(Records excerpted from a collection)
# # #

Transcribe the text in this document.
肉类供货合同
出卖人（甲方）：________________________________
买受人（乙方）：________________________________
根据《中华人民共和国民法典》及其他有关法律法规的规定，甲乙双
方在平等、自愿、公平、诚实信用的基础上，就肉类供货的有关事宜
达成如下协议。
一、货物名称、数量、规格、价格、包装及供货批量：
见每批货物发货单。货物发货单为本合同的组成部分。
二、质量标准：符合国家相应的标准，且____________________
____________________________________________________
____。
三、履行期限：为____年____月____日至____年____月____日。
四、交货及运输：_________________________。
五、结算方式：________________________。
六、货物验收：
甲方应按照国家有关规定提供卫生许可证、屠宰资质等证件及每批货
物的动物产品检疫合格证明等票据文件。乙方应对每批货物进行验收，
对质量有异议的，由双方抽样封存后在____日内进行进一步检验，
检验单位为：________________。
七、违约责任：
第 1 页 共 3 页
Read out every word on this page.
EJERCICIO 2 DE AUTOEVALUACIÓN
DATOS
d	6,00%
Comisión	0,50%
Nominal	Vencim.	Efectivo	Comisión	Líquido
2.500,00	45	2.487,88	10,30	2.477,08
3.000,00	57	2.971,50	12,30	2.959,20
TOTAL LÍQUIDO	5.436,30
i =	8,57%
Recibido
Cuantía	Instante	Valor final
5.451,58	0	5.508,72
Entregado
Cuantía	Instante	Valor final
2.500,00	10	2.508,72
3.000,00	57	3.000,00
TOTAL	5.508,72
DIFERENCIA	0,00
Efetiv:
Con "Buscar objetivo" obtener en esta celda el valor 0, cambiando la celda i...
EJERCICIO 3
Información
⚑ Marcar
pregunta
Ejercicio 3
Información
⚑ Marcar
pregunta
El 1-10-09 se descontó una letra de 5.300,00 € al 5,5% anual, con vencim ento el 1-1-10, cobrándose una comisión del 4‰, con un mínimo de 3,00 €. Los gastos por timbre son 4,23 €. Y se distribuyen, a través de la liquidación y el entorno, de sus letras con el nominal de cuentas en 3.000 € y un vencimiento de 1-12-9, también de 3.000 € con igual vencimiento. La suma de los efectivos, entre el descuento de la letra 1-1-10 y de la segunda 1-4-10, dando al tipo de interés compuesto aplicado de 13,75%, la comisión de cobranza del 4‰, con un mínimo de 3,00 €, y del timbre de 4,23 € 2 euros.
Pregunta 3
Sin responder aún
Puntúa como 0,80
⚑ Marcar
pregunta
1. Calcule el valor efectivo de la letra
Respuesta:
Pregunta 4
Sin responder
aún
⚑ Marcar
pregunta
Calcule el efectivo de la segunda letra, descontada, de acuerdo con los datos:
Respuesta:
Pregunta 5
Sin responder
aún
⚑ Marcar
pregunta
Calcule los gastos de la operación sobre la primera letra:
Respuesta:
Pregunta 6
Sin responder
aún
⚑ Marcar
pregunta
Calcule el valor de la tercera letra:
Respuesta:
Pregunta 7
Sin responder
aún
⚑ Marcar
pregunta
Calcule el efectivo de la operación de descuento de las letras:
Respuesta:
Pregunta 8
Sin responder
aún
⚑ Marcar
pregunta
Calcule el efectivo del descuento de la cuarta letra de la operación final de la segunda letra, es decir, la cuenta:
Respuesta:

# # #

Indicate how many lines of the material include the word "operación"; the number alone is required.

* Reply to the exercise
3